┌──

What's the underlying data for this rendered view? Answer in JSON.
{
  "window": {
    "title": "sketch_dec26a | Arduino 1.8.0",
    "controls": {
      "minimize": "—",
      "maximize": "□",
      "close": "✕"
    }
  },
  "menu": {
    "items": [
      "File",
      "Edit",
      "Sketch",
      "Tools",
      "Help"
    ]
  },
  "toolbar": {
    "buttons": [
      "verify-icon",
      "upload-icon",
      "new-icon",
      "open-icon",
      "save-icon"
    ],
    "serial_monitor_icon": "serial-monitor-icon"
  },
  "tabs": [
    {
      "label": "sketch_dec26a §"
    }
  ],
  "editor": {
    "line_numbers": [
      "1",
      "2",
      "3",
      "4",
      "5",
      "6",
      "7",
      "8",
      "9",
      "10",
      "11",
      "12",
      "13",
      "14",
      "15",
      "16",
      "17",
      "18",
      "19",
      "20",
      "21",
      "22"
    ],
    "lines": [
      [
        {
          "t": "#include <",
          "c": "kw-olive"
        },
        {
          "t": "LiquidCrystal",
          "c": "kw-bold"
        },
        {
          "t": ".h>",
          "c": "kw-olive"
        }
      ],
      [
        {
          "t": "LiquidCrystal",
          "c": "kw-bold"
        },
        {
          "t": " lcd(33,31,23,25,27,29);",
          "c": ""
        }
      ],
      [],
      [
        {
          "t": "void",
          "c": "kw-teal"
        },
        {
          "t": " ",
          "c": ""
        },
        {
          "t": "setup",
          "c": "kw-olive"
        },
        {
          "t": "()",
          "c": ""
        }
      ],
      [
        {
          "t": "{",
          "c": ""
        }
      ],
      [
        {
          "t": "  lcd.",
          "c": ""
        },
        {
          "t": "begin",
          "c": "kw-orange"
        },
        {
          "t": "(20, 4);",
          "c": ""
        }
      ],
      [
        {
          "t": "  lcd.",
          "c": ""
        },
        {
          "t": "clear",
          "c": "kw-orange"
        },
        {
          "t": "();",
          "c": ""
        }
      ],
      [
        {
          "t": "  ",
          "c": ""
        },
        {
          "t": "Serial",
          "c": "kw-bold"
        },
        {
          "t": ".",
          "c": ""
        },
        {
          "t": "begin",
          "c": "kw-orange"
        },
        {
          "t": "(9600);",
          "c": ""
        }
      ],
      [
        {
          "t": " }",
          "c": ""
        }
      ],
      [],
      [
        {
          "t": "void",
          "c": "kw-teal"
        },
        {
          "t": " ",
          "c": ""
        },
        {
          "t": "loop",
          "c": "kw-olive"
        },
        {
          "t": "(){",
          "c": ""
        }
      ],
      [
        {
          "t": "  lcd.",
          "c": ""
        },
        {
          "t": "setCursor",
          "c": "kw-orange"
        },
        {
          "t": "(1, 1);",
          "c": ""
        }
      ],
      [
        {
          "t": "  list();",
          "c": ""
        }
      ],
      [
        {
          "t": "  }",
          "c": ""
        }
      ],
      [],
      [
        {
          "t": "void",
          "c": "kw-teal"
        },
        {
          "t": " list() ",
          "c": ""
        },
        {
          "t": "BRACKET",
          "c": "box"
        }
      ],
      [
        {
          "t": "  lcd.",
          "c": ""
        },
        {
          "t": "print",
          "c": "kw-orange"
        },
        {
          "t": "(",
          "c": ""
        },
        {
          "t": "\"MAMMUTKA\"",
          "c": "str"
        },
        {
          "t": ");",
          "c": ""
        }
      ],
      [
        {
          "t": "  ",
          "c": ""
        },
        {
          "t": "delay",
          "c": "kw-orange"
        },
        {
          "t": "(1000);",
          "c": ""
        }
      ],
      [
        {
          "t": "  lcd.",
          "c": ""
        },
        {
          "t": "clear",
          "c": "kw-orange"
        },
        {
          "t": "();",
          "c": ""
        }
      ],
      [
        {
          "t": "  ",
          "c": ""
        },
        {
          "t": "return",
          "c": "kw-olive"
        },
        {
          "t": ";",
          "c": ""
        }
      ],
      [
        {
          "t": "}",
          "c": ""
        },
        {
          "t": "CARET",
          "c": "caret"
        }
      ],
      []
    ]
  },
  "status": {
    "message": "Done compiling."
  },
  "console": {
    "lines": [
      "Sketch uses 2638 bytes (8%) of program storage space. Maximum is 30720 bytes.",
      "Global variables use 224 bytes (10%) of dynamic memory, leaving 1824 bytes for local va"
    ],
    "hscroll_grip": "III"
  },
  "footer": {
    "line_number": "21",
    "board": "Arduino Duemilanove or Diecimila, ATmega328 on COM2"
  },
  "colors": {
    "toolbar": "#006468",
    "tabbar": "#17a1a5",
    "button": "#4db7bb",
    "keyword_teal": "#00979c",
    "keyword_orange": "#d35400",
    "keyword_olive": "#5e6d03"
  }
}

└──

# GIVEN PROBLEM
Using the entries above, return each line that includes the word "Arduino".

# COMPLETED TASK
    "title": "sketch_dec26a | Arduino 1.8.0",
    "board": "Arduino Duemilanove or Diecimila, ATmega328 on COM2"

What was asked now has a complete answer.